Problem statement — Skip the images and return the records below exactly.

┄┄┄┄┄┄┄┄┄┄┄┄┄┄┄┄┄┄┄┄

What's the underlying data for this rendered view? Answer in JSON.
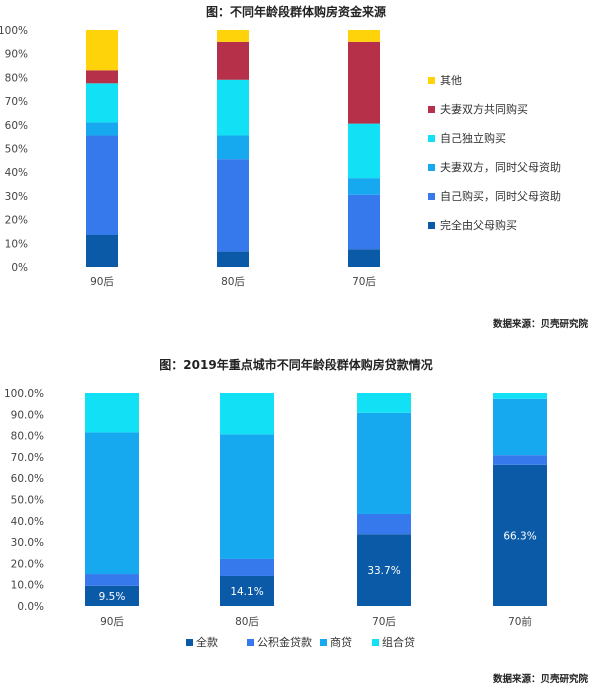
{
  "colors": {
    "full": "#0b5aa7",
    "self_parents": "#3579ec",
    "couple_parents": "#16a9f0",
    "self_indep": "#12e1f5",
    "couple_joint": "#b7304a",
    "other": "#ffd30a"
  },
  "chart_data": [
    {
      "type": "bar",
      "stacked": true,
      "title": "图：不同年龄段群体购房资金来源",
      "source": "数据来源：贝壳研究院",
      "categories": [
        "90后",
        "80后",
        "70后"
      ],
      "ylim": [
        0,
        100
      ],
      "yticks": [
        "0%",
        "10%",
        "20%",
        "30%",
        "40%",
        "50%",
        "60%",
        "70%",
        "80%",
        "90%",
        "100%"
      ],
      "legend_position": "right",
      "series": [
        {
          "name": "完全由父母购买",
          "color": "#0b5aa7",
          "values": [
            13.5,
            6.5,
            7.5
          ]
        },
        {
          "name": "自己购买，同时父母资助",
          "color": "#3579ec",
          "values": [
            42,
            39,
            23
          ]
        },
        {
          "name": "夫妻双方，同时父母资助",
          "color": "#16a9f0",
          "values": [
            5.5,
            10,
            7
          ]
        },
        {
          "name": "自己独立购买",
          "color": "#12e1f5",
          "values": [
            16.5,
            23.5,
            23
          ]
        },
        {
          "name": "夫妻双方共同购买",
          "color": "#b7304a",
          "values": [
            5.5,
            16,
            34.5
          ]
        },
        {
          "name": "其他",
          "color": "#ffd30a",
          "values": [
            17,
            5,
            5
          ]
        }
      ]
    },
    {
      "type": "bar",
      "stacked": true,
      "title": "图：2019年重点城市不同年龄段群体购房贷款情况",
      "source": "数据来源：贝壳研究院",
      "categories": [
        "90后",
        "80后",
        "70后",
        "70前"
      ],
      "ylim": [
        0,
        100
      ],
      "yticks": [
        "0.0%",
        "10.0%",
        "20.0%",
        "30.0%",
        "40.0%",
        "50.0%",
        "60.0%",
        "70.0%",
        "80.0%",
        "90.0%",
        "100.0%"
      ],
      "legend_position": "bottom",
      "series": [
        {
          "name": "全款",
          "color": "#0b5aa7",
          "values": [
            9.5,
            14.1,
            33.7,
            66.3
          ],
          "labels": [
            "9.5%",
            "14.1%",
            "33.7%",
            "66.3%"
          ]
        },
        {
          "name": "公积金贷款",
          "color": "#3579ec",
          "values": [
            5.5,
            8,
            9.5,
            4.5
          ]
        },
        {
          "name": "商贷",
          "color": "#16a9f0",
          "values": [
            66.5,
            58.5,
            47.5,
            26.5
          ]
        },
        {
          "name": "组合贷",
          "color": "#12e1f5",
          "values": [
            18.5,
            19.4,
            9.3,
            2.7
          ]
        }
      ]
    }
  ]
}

┄┄┄┄┄┄┄┄┄┄┄┄┄┄┄┄┄┄┄┄

Solution to this problem —
What's the underlying data for this rendered view? Answer in JSON.
{
  "colors": {
    "full": "#0b5aa7",
    "self_parents": "#3579ec",
    "couple_parents": "#16a9f0",
    "self_indep": "#12e1f5",
    "couple_joint": "#b7304a",
    "other": "#ffd30a"
  },
  "chart_data": [
    {
      "type": "bar",
      "stacked": true,
      "title": "图：不同年龄段群体购房资金来源",
      "source": "数据来源：贝壳研究院",
      "categories": [
        "90后",
        "80后",
        "70后"
      ],
      "ylim": [
        0,
        100
      ],
      "yticks": [
        "0%",
        "10%",
        "20%",
        "30%",
        "40%",
        "50%",
        "60%",
        "70%",
        "80%",
        "90%",
        "100%"
      ],
      "legend_position": "right",
      "series": [
        {
          "name": "完全由父母购买",
          "color": "#0b5aa7",
          "values": [
            13.5,
            6.5,
            7.5
          ]
        },
        {
          "name": "自己购买，同时父母资助",
          "color": "#3579ec",
          "values": [
            42,
            39,
            23
          ]
        },
        {
          "name": "夫妻双方，同时父母资助",
          "color": "#16a9f0",
          "values": [
            5.5,
            10,
            7
          ]
        },
        {
          "name": "自己独立购买",
          "color": "#12e1f5",
          "values": [
            16.5,
            23.5,
            23
          ]
        },
        {
          "name": "夫妻双方共同购买",
          "color": "#b7304a",
          "values": [
            5.5,
            16,
            34.5
          ]
        },
        {
          "name": "其他",
          "color": "#ffd30a",
          "values": [
            17,
            5,
            5
          ]
        }
      ]
    },
    {
      "type": "bar",
      "stacked": true,
      "title": "图：2019年重点城市不同年龄段群体购房贷款情况",
      "source": "数据来源：贝壳研究院",
      "categories": [
        "90后",
        "80后",
        "70后",
        "70前"
      ],
      "ylim": [
        0,
        100
      ],
      "yticks": [
        "0.0%",
        "10.0%",
        "20.0%",
        "30.0%",
        "40.0%",
        "50.0%",
        "60.0%",
        "70.0%",
        "80.0%",
        "90.0%",
        "100.0%"
      ],
      "legend_position": "bottom",
      "series": [
        {
          "name": "全款",
          "color": "#0b5aa7",
          "values": [
            9.5,
            14.1,
            33.7,
            66.3
          ],
          "labels": [
            "9.5%",
            "14.1%",
            "33.7%",
            "66.3%"
          ]
        },
        {
          "name": "公积金贷款",
          "color": "#3579ec",
          "values": [
            5.5,
            8,
            9.5,
            4.5
          ]
        },
        {
          "name": "商贷",
          "color": "#16a9f0",
          "values": [
            66.5,
            58.5,
            47.5,
            26.5
          ]
        },
        {
          "name": "组合贷",
          "color": "#12e1f5",
          "values": [
            18.5,
            19.4,
            9.3,
            2.7
          ]
        }
      ]
    }
  ]
}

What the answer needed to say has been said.